* BEGIN *

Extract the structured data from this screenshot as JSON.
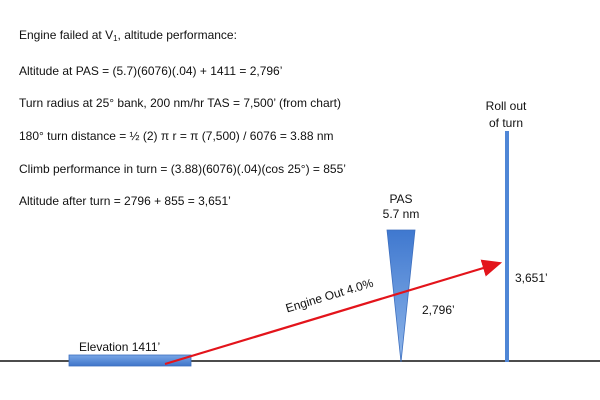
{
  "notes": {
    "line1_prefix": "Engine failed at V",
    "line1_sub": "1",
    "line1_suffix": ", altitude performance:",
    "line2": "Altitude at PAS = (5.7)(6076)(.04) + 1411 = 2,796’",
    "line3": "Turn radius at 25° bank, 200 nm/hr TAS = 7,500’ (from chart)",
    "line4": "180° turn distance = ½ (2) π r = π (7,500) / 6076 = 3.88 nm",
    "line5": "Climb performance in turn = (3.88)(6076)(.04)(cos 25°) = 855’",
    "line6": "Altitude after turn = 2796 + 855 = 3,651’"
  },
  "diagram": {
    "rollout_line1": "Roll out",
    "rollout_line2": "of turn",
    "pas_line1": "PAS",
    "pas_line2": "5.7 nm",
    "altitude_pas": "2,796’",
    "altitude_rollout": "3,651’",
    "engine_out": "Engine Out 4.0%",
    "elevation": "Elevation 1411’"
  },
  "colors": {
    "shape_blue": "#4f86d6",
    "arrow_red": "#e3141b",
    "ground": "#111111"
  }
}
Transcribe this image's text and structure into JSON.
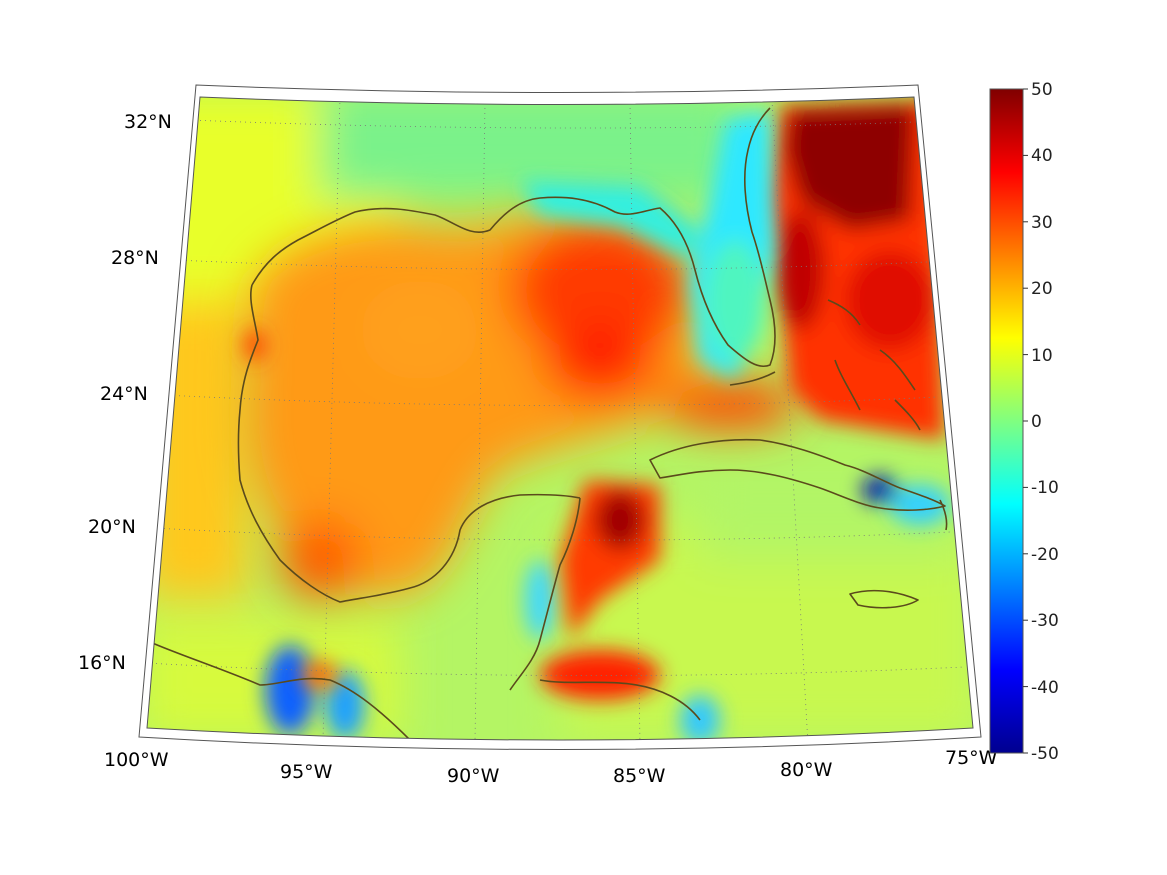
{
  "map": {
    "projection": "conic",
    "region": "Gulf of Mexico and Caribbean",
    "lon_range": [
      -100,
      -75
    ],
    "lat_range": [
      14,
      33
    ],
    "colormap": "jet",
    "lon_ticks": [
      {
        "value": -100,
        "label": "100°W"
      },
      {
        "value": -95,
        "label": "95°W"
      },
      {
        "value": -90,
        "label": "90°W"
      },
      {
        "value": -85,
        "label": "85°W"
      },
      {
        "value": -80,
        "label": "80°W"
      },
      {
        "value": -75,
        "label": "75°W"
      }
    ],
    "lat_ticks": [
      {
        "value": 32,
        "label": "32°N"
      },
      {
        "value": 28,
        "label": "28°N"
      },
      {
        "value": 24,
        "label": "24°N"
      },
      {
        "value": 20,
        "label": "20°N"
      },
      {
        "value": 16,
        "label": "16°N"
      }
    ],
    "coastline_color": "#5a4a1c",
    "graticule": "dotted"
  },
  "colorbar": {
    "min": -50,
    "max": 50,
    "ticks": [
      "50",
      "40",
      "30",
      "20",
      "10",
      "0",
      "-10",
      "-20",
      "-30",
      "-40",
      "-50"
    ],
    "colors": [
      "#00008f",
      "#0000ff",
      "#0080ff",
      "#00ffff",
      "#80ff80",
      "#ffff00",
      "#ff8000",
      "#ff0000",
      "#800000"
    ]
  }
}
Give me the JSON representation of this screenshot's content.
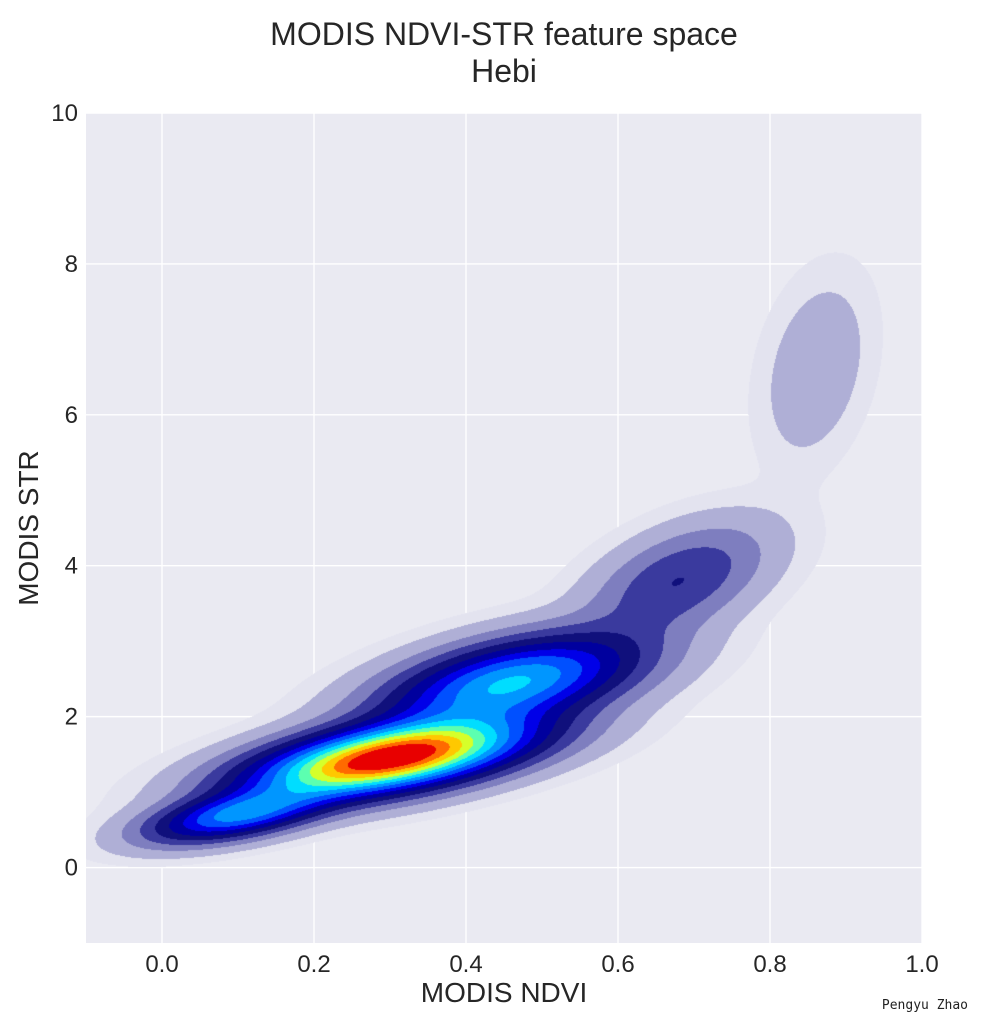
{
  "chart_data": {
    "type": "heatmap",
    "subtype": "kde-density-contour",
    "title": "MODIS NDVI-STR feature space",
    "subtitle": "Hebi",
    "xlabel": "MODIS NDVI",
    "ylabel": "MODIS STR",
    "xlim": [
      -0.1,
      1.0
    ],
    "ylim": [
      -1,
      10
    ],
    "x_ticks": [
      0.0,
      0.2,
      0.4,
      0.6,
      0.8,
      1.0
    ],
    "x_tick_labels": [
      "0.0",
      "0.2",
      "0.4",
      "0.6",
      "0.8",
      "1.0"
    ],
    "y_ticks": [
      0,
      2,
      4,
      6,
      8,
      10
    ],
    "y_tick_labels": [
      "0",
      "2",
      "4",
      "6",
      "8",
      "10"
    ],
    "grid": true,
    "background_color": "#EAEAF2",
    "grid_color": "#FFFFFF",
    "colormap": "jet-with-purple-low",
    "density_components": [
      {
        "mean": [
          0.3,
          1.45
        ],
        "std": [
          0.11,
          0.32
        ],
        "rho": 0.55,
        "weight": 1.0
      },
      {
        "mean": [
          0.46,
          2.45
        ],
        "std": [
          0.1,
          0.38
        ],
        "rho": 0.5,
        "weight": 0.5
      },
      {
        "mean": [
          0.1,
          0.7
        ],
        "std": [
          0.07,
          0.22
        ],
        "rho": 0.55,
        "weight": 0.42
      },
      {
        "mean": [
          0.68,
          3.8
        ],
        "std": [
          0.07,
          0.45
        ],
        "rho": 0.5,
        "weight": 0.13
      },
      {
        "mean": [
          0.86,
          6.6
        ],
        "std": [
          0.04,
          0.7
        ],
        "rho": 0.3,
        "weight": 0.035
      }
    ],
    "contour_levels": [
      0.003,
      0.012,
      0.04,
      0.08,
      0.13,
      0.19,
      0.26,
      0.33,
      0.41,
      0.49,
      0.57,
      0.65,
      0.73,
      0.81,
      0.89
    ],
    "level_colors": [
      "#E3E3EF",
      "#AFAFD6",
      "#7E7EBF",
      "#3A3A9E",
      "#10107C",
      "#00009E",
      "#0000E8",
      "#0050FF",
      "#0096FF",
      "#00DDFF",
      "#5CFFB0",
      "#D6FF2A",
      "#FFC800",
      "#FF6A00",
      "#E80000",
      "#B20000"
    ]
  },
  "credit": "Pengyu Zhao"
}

* END *

Within the listing above, work out how many lines contain the string "MODIS", and reply with that number only.

Reply to the task:
3